**Collected data entries:**
....
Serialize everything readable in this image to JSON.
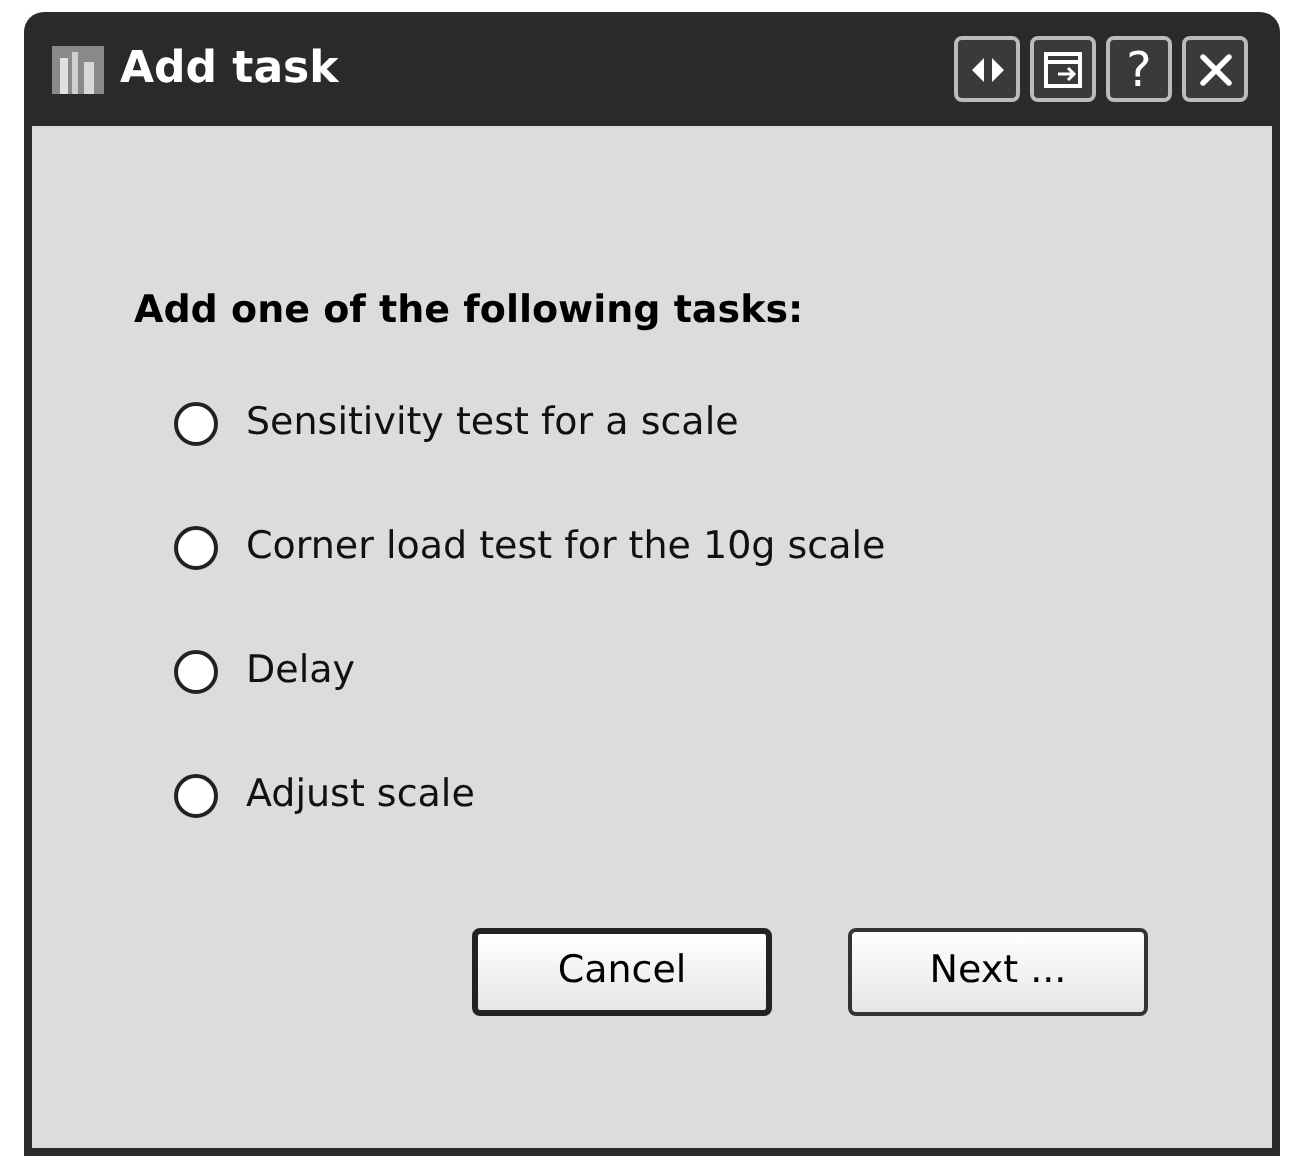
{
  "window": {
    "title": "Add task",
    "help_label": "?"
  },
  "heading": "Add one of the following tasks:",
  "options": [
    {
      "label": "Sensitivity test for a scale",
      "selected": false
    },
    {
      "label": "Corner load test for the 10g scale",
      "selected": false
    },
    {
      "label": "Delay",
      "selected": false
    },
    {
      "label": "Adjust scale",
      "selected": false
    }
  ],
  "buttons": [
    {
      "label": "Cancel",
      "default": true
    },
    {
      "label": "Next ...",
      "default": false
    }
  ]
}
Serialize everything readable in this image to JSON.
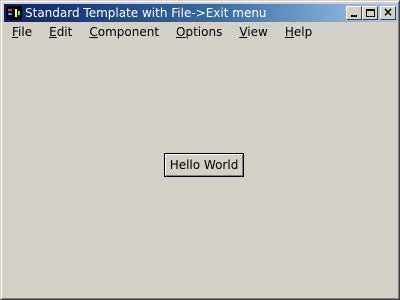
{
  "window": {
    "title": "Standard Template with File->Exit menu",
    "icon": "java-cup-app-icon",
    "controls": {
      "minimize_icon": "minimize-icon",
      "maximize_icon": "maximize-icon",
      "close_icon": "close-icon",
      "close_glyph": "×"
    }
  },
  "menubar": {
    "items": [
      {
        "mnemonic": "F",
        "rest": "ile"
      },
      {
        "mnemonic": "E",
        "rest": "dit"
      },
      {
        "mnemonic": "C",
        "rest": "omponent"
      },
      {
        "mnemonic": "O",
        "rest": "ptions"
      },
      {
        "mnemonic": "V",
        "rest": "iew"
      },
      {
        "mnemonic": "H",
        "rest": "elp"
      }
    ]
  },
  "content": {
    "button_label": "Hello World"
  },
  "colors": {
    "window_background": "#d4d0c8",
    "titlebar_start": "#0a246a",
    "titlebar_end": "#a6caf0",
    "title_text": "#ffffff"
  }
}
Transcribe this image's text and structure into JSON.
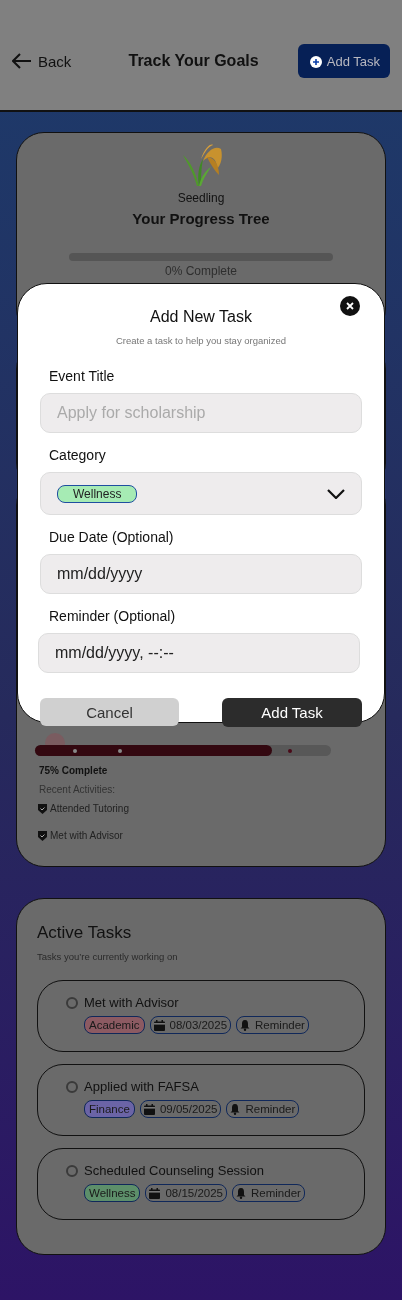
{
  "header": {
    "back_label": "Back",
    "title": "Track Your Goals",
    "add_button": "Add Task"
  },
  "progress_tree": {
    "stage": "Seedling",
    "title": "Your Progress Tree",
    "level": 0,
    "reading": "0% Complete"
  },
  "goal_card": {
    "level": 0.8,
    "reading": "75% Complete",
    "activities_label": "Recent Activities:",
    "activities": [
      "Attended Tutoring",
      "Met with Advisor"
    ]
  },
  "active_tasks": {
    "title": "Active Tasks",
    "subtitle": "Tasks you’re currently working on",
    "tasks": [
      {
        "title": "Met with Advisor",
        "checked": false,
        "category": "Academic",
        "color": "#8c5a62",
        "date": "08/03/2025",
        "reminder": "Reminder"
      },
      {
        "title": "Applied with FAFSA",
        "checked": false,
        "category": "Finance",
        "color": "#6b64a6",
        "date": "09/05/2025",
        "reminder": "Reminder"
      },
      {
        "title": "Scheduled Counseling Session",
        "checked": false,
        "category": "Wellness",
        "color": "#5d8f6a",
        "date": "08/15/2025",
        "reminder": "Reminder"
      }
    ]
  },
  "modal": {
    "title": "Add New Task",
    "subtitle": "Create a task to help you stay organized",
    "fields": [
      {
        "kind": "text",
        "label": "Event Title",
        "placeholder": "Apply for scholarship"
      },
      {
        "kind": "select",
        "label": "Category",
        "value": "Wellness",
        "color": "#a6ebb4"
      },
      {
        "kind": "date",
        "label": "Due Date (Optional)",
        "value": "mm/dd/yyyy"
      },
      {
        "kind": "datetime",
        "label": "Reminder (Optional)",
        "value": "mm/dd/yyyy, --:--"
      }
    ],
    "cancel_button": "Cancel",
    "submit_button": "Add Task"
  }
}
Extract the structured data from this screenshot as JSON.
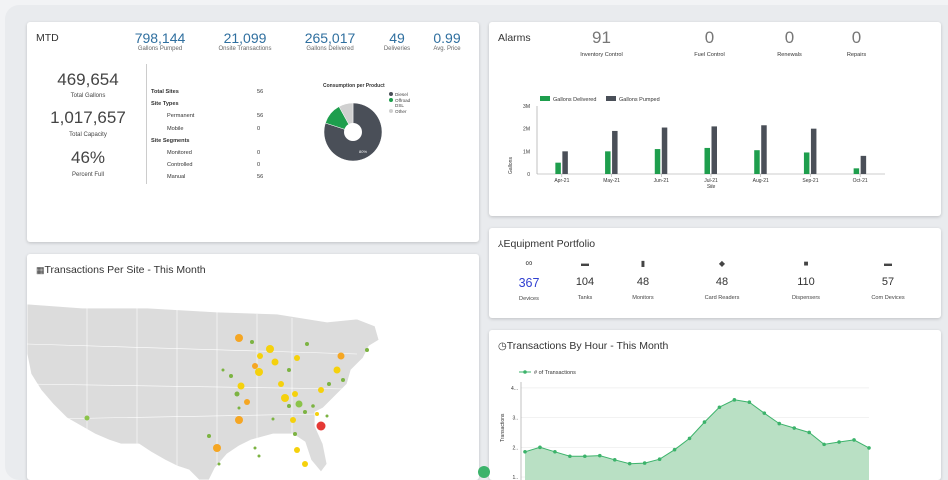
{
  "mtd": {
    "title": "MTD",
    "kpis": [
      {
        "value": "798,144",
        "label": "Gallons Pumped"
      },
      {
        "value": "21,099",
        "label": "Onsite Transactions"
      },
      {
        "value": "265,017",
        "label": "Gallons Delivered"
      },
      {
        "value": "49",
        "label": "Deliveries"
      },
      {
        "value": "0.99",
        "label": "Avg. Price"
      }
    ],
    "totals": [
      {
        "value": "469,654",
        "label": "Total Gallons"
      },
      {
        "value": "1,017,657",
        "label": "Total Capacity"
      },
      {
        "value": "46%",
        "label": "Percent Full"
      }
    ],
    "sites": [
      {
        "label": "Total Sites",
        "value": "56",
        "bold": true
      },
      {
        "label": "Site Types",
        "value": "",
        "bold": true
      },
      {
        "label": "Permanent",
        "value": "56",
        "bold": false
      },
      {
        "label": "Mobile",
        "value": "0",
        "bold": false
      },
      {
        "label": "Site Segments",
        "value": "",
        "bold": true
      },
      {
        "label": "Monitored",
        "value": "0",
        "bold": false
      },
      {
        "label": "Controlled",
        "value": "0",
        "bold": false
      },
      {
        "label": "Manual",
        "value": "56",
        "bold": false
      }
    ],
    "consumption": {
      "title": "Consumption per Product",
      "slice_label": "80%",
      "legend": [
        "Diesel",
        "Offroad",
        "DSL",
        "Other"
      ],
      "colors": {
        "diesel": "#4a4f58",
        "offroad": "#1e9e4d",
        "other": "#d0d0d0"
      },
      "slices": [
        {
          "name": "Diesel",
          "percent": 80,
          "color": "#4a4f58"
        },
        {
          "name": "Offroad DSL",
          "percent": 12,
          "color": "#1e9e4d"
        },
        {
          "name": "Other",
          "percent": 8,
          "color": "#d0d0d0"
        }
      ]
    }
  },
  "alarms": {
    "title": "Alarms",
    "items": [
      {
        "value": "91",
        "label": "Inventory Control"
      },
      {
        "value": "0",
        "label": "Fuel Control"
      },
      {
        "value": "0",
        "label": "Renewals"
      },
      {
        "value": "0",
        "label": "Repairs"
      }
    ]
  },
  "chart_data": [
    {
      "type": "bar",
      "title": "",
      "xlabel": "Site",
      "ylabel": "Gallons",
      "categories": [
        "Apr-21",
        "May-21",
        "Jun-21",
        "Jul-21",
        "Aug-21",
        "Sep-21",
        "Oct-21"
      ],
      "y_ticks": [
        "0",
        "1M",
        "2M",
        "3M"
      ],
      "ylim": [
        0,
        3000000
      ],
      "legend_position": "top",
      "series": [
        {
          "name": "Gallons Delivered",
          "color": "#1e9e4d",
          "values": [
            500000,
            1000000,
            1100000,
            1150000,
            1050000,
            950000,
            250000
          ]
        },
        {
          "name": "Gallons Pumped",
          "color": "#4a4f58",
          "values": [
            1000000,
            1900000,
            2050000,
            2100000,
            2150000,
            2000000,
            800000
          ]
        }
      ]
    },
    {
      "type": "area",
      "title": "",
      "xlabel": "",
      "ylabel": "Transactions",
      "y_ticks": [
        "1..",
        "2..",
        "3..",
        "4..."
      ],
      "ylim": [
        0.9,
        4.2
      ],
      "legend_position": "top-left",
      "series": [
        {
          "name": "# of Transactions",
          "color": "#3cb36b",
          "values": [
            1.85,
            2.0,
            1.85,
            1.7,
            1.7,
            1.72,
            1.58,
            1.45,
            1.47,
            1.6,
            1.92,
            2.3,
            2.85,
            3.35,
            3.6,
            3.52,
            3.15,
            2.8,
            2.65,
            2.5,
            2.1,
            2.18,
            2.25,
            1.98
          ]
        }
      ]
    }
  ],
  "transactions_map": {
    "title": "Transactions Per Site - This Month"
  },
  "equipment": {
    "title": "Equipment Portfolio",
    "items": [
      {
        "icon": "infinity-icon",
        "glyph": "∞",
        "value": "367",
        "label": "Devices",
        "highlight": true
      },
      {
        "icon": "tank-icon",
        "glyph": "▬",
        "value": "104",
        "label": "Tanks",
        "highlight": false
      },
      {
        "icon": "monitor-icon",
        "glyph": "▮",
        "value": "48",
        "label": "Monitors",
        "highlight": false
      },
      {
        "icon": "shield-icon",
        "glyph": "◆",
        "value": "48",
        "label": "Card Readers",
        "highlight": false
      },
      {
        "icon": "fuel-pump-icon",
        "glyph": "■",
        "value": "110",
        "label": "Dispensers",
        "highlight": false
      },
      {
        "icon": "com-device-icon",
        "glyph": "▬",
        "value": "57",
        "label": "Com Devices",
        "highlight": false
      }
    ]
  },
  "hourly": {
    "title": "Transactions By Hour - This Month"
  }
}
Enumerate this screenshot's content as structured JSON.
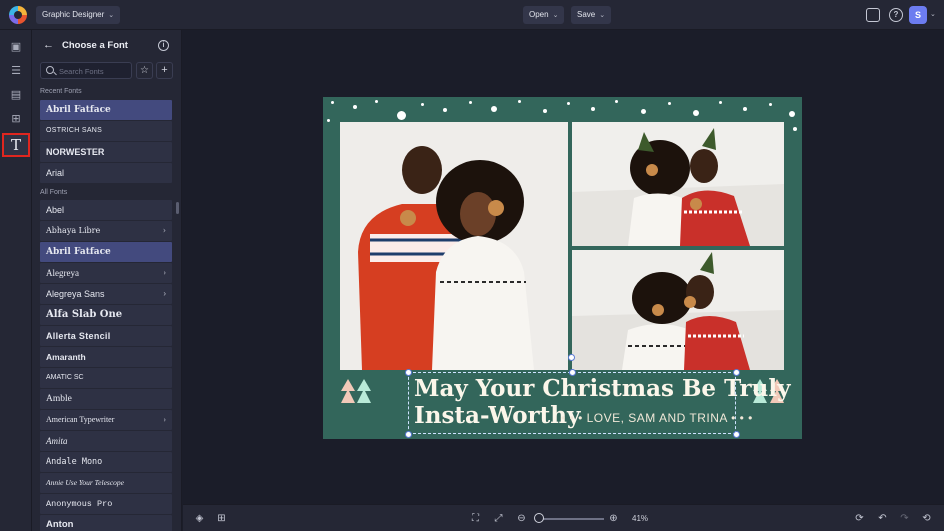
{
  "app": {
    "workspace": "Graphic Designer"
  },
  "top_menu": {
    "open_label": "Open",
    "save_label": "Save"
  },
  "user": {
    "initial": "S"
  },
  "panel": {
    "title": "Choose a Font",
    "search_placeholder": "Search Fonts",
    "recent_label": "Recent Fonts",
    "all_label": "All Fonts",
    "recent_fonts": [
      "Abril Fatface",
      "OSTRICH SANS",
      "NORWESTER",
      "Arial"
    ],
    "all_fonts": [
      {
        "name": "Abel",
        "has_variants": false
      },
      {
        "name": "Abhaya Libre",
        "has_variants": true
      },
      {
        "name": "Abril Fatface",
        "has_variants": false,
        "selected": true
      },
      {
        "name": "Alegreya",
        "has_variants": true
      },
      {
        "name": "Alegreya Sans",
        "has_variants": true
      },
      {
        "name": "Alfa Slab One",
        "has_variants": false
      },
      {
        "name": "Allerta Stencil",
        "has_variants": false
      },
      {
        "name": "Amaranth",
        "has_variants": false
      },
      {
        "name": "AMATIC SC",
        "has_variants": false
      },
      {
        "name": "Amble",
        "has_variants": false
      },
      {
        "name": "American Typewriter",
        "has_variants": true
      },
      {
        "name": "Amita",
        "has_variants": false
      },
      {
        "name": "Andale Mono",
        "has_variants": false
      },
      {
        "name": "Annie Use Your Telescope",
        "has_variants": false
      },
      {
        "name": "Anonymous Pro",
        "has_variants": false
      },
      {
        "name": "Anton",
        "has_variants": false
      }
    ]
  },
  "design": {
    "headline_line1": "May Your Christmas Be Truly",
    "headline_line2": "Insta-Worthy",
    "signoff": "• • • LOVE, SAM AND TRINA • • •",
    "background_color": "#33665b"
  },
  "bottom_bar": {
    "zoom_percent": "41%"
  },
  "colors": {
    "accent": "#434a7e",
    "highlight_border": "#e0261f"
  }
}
....
**Goal of the exercise:**
Scan the material above. Copy each line that holds the word "rest".

**Worked answer:**
        "rest": "ile"
        "rest": "dit"
        "rest": "omponent"
        "rest": "ptions"
        "rest": "iew"
        "rest": "elp"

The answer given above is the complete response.